» Collected data entries
*-*-*

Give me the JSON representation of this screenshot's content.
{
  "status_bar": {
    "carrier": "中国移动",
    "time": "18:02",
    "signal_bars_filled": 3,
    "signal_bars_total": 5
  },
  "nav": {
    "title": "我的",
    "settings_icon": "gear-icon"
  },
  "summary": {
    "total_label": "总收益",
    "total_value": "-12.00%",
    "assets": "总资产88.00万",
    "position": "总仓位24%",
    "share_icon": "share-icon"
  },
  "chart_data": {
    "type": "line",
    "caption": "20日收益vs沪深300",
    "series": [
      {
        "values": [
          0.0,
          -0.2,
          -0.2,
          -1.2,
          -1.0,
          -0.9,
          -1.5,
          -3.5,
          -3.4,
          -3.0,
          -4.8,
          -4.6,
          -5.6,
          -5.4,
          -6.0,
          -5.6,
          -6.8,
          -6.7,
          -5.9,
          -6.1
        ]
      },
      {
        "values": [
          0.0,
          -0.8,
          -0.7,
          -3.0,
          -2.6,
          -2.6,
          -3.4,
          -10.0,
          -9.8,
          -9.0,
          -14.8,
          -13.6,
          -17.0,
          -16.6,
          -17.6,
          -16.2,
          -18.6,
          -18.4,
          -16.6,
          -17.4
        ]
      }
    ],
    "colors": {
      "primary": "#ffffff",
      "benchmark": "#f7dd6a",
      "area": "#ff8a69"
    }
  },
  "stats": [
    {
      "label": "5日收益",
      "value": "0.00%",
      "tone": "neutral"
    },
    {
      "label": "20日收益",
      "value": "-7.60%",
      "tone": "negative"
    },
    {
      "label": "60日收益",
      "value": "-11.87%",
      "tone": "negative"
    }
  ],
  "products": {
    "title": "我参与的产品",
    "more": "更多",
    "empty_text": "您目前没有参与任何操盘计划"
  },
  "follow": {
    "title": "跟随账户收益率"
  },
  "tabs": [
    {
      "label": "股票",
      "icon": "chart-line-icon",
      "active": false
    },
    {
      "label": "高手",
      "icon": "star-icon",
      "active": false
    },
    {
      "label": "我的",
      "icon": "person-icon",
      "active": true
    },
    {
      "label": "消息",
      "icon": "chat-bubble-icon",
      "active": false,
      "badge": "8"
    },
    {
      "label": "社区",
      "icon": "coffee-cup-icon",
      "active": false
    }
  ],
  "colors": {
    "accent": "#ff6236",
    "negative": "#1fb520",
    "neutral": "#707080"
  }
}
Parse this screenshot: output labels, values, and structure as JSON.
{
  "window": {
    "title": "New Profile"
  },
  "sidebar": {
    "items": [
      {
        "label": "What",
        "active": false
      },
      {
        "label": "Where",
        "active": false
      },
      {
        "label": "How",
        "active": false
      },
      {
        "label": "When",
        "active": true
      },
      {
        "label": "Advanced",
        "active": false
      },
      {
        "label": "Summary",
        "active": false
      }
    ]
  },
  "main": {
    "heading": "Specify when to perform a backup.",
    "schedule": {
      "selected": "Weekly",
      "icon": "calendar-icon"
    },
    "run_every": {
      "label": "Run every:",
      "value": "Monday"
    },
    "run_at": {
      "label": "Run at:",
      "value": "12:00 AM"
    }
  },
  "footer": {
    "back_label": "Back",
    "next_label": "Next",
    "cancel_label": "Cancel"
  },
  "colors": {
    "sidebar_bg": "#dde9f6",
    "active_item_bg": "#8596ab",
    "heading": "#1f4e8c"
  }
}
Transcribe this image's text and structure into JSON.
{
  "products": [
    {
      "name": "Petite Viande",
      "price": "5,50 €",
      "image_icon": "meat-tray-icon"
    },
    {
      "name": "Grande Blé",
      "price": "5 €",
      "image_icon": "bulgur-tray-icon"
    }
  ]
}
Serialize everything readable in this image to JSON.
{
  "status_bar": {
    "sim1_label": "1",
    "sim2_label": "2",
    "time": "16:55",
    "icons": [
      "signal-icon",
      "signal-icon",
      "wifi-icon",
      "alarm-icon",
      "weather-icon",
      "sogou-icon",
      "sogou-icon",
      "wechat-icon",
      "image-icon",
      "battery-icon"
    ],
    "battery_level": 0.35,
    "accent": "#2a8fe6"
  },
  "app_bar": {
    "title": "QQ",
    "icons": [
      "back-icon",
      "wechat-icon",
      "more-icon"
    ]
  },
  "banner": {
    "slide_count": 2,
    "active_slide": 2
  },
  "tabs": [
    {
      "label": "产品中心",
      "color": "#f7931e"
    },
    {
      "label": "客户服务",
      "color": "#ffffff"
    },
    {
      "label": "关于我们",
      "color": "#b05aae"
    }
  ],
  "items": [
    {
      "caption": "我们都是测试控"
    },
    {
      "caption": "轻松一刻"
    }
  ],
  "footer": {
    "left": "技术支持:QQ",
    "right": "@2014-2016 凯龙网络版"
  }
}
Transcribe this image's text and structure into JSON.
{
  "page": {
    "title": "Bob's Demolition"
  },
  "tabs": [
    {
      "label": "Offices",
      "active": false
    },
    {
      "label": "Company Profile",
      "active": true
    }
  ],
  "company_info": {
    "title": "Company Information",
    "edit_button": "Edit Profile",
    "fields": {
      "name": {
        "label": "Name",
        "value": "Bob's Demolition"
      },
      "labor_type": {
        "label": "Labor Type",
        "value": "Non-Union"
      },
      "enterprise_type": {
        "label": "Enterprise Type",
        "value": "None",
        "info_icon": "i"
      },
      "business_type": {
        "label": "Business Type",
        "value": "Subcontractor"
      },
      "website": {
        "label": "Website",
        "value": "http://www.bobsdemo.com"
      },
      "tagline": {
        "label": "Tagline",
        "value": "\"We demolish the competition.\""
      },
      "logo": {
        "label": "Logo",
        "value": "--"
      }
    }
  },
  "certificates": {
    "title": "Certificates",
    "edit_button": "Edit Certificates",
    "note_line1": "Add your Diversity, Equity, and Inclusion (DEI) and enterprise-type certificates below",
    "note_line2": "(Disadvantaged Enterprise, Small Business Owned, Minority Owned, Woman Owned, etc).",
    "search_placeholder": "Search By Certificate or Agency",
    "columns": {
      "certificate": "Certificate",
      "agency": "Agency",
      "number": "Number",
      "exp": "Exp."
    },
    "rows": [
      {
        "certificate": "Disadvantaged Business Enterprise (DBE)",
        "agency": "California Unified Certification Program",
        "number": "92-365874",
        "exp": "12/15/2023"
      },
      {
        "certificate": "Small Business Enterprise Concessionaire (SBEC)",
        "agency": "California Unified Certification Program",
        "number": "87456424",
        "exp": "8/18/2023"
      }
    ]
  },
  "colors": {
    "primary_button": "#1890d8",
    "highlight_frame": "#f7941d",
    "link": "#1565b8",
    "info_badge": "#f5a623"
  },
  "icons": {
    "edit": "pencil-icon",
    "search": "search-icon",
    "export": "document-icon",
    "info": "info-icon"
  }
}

*-*-*

» DESCRIPTION OF THE TASK
Check each line above for the string "Demolition" and report how many lines have it, giving only the number.

» EXERCISE RESULT
2